*Records supplied*.
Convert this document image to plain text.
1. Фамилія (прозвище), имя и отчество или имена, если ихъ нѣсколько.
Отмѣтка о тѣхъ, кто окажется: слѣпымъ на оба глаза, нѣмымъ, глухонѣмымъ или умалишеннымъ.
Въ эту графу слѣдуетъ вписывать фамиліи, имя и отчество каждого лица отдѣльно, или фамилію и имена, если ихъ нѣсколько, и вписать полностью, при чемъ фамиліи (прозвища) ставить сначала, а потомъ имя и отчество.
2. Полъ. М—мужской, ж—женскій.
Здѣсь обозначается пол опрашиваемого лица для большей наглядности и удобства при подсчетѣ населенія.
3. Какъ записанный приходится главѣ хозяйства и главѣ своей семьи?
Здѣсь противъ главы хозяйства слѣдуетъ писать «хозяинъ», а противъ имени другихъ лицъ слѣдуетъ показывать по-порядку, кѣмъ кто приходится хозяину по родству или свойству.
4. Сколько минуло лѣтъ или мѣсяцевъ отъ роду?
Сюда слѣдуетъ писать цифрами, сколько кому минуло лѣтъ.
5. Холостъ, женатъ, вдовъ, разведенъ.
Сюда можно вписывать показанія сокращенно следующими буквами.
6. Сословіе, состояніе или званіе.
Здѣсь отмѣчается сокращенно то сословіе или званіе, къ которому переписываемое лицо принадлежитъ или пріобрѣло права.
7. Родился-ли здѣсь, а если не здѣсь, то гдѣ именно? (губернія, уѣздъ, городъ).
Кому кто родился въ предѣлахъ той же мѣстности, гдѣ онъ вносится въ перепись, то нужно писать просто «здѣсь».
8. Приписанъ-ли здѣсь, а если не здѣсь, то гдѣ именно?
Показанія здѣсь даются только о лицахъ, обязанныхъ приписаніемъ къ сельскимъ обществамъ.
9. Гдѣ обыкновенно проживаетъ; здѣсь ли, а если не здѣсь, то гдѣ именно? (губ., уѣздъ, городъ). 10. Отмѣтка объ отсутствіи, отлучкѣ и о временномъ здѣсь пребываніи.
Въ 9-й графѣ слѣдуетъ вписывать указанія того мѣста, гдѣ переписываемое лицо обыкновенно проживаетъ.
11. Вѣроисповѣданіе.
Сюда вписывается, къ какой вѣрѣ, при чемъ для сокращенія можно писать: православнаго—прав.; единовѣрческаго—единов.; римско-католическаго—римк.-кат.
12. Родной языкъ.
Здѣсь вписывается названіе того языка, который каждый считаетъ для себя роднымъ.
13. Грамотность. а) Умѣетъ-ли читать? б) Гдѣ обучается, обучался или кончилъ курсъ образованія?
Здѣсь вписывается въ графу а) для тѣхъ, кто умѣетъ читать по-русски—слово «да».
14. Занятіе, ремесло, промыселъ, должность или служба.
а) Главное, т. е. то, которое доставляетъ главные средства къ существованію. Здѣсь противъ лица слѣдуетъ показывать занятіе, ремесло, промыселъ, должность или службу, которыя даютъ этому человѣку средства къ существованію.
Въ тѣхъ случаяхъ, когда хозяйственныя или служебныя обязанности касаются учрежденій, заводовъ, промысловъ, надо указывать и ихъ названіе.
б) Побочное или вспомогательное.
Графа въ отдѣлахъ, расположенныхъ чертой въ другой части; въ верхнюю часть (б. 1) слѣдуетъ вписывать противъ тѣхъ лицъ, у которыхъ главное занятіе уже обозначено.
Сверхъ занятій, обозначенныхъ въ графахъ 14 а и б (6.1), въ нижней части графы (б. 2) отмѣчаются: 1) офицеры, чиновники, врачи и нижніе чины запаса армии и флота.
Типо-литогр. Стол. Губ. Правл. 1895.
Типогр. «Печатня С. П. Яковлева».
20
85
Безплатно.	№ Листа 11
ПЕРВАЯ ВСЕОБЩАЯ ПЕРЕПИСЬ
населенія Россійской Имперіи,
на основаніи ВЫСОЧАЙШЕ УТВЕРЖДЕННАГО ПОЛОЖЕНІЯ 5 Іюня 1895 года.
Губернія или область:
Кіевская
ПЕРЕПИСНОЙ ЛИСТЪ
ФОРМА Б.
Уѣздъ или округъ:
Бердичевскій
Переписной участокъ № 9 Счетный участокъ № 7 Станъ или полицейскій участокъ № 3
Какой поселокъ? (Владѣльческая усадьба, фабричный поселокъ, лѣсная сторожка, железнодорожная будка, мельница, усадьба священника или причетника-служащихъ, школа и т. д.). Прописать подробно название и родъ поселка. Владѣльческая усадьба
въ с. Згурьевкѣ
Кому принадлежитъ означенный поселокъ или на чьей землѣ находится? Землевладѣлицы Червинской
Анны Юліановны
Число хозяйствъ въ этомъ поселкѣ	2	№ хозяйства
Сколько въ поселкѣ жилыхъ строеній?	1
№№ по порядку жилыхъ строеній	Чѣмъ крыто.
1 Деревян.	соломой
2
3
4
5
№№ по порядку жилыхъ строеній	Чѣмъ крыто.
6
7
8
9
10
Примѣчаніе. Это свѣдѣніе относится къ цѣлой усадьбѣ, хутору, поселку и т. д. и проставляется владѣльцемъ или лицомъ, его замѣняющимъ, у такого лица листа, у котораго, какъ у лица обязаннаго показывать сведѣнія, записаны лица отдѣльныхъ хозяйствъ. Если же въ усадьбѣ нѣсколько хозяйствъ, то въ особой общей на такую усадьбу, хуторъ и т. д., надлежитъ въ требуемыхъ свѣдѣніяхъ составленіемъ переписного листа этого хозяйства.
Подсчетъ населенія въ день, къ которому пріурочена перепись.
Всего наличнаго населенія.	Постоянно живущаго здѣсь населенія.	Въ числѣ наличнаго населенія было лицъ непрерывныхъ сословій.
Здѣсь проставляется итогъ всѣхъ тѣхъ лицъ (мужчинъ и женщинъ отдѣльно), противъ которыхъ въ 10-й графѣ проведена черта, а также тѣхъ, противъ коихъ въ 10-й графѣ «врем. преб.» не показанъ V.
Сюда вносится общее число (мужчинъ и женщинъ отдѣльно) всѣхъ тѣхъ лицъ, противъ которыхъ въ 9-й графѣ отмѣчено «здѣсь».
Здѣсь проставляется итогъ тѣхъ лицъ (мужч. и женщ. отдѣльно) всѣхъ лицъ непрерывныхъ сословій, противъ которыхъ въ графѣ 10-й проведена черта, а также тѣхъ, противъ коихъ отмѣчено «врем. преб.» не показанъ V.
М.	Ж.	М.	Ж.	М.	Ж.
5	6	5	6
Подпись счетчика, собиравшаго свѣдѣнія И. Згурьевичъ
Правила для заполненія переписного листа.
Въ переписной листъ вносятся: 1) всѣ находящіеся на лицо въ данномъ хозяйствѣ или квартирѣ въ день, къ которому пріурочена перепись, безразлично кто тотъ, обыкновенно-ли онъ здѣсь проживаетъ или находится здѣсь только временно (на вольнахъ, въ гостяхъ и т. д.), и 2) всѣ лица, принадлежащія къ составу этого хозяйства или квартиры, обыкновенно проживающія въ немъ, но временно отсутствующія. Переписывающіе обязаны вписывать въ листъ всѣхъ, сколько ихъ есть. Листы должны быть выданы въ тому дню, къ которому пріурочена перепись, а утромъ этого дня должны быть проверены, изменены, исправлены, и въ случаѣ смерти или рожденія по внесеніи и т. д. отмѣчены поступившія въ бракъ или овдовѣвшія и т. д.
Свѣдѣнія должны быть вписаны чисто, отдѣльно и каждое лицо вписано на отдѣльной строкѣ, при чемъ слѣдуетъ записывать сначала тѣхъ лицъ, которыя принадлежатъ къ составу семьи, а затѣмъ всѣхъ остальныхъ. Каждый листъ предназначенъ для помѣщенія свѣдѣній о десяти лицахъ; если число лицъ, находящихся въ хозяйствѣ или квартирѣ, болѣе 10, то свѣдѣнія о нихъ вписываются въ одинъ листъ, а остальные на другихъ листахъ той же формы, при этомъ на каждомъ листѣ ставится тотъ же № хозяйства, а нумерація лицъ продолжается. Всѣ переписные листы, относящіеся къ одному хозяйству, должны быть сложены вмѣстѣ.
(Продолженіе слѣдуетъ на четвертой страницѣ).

*Exercise directions*. Identify each line in the entries with the word "городъ" and copy it.

*Response to this exercise*.
7. Родился-ли здѣсь, а если не здѣсь, то гдѣ именно? (губернія, уѣздъ, городъ).
9. Гдѣ обыкновенно проживаетъ; здѣсь ли, а если не здѣсь, то гдѣ именно? (губ., уѣздъ, городъ). 10. Отмѣтка объ отсутствіи, отлучкѣ и о временномъ здѣсь пребываніи.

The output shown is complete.